**What the task requires**
Return the listing below in full, with every line exactly as it is.

**Provided records**

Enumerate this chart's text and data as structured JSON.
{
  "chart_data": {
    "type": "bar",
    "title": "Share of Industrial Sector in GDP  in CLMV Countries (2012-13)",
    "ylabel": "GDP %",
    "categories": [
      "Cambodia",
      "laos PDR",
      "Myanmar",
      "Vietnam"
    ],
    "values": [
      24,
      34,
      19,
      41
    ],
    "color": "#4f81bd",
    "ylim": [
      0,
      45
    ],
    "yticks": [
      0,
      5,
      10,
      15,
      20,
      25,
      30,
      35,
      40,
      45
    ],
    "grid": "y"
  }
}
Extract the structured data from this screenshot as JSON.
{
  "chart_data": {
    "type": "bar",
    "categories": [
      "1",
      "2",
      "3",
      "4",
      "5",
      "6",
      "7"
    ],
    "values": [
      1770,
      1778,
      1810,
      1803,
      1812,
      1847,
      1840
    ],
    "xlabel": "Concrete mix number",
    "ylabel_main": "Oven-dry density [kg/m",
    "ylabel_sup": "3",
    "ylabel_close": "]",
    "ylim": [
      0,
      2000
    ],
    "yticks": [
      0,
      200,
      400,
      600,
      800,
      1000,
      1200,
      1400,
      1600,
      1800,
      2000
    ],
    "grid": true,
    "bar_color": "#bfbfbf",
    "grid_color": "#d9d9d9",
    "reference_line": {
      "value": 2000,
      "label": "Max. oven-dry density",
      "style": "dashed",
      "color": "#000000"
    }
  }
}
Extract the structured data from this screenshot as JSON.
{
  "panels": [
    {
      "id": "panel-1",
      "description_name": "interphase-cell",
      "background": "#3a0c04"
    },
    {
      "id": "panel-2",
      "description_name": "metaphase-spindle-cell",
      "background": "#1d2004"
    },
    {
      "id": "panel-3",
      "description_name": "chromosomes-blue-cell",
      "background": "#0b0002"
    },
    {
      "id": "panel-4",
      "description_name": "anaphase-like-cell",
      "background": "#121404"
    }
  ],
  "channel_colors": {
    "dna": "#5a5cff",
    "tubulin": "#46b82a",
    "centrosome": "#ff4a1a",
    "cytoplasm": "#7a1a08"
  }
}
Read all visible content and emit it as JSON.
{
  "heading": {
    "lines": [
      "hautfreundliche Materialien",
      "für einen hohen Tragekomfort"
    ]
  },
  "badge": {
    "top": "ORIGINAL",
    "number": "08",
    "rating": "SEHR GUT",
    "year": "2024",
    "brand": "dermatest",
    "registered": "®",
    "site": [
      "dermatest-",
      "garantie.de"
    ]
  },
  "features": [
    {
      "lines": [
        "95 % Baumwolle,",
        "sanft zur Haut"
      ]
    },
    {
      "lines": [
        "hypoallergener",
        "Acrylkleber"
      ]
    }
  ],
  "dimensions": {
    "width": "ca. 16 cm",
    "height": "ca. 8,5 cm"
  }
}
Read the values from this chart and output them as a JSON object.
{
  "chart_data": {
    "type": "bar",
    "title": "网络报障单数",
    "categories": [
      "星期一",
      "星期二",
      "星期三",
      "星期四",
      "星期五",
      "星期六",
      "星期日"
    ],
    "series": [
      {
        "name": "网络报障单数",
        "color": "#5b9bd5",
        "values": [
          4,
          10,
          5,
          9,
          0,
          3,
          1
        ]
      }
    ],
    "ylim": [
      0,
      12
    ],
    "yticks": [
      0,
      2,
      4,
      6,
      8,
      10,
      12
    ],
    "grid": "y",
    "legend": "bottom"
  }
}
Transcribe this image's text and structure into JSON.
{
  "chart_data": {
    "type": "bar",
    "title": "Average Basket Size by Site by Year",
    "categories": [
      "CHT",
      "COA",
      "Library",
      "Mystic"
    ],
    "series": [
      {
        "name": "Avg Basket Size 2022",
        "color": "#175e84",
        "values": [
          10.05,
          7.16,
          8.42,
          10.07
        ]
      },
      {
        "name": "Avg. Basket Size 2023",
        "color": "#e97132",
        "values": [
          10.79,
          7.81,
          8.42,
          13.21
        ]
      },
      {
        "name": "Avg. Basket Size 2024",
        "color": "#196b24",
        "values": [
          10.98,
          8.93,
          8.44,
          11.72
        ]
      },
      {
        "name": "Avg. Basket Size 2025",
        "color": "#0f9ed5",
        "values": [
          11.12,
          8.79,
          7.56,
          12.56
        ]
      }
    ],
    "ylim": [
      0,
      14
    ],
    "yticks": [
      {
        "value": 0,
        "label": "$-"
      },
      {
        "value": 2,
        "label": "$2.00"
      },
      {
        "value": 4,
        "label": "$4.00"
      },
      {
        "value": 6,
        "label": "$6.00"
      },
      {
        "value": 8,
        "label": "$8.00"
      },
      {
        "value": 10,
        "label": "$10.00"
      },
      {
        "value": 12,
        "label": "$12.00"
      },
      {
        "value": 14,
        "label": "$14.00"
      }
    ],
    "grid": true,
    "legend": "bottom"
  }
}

**Response to the exercise**
Enumerate this chart's text and data as structured JSON.
{
  "chart_data": {
    "type": "bar",
    "title": "Share of Industrial Sector in GDP  in CLMV Countries (2012-13)",
    "ylabel": "GDP %",
    "categories": [
      "Cambodia",
      "laos PDR",
      "Myanmar",
      "Vietnam"
    ],
    "values": [
      24,
      34,
      19,
      41
    ],
    "color": "#4f81bd",
    "ylim": [
      0,
      45
    ],
    "yticks": [
      0,
      5,
      10,
      15,
      20,
      25,
      30,
      35,
      40,
      45
    ],
    "grid": "y"
  }
}
Extract the structured data from this screenshot as JSON.
{
  "chart_data": {
    "type": "bar",
    "categories": [
      "1",
      "2",
      "3",
      "4",
      "5",
      "6",
      "7"
    ],
    "values": [
      1770,
      1778,
      1810,
      1803,
      1812,
      1847,
      1840
    ],
    "xlabel": "Concrete mix number",
    "ylabel_main": "Oven-dry density [kg/m",
    "ylabel_sup": "3",
    "ylabel_close": "]",
    "ylim": [
      0,
      2000
    ],
    "yticks": [
      0,
      200,
      400,
      600,
      800,
      1000,
      1200,
      1400,
      1600,
      1800,
      2000
    ],
    "grid": true,
    "bar_color": "#bfbfbf",
    "grid_color": "#d9d9d9",
    "reference_line": {
      "value": 2000,
      "label": "Max. oven-dry density",
      "style": "dashed",
      "color": "#000000"
    }
  }
}
Extract the structured data from this screenshot as JSON.
{
  "panels": [
    {
      "id": "panel-1",
      "description_name": "interphase-cell",
      "background": "#3a0c04"
    },
    {
      "id": "panel-2",
      "description_name": "metaphase-spindle-cell",
      "background": "#1d2004"
    },
    {
      "id": "panel-3",
      "description_name": "chromosomes-blue-cell",
      "background": "#0b0002"
    },
    {
      "id": "panel-4",
      "description_name": "anaphase-like-cell",
      "background": "#121404"
    }
  ],
  "channel_colors": {
    "dna": "#5a5cff",
    "tubulin": "#46b82a",
    "centrosome": "#ff4a1a",
    "cytoplasm": "#7a1a08"
  }
}
Read all visible content and emit it as JSON.
{
  "heading": {
    "lines": [
      "hautfreundliche Materialien",
      "für einen hohen Tragekomfort"
    ]
  },
  "badge": {
    "top": "ORIGINAL",
    "number": "08",
    "rating": "SEHR GUT",
    "year": "2024",
    "brand": "dermatest",
    "registered": "®",
    "site": [
      "dermatest-",
      "garantie.de"
    ]
  },
  "features": [
    {
      "lines": [
        "95 % Baumwolle,",
        "sanft zur Haut"
      ]
    },
    {
      "lines": [
        "hypoallergener",
        "Acrylkleber"
      ]
    }
  ],
  "dimensions": {
    "width": "ca. 16 cm",
    "height": "ca. 8,5 cm"
  }
}
Read the values from this chart and output them as a JSON object.
{
  "chart_data": {
    "type": "bar",
    "title": "网络报障单数",
    "categories": [
      "星期一",
      "星期二",
      "星期三",
      "星期四",
      "星期五",
      "星期六",
      "星期日"
    ],
    "series": [
      {
        "name": "网络报障单数",
        "color": "#5b9bd5",
        "values": [
          4,
          10,
          5,
          9,
          0,
          3,
          1
        ]
      }
    ],
    "ylim": [
      0,
      12
    ],
    "yticks": [
      0,
      2,
      4,
      6,
      8,
      10,
      12
    ],
    "grid": "y",
    "legend": "bottom"
  }
}
Transcribe this image's text and structure into JSON.
{
  "chart_data": {
    "type": "bar",
    "title": "Average Basket Size by Site by Year",
    "categories": [
      "CHT",
      "COA",
      "Library",
      "Mystic"
    ],
    "series": [
      {
        "name": "Avg Basket Size 2022",
        "color": "#175e84",
        "values": [
          10.05,
          7.16,
          8.42,
          10.07
        ]
      },
      {
        "name": "Avg. Basket Size 2023",
        "color": "#e97132",
        "values": [
          10.79,
          7.81,
          8.42,
          13.21
        ]
      },
      {
        "name": "Avg. Basket Size 2024",
        "color": "#196b24",
        "values": [
          10.98,
          8.93,
          8.44,
          11.72
        ]
      },
      {
        "name": "Avg. Basket Size 2025",
        "color": "#0f9ed5",
        "values": [
          11.12,
          8.79,
          7.56,
          12.56
        ]
      }
    ],
    "ylim": [
      0,
      14
    ],
    "yticks": [
      {
        "value": 0,
        "label": "$-"
      },
      {
        "value": 2,
        "label": "$2.00"
      },
      {
        "value": 4,
        "label": "$4.00"
      },
      {
        "value": 6,
        "label": "$6.00"
      },
      {
        "value": 8,
        "label": "$8.00"
      },
      {
        "value": 10,
        "label": "$10.00"
      },
      {
        "value": 12,
        "label": "$12.00"
      },
      {
        "value": 14,
        "label": "$14.00"
      }
    ],
    "grid": true,
    "legend": "bottom"
  }
}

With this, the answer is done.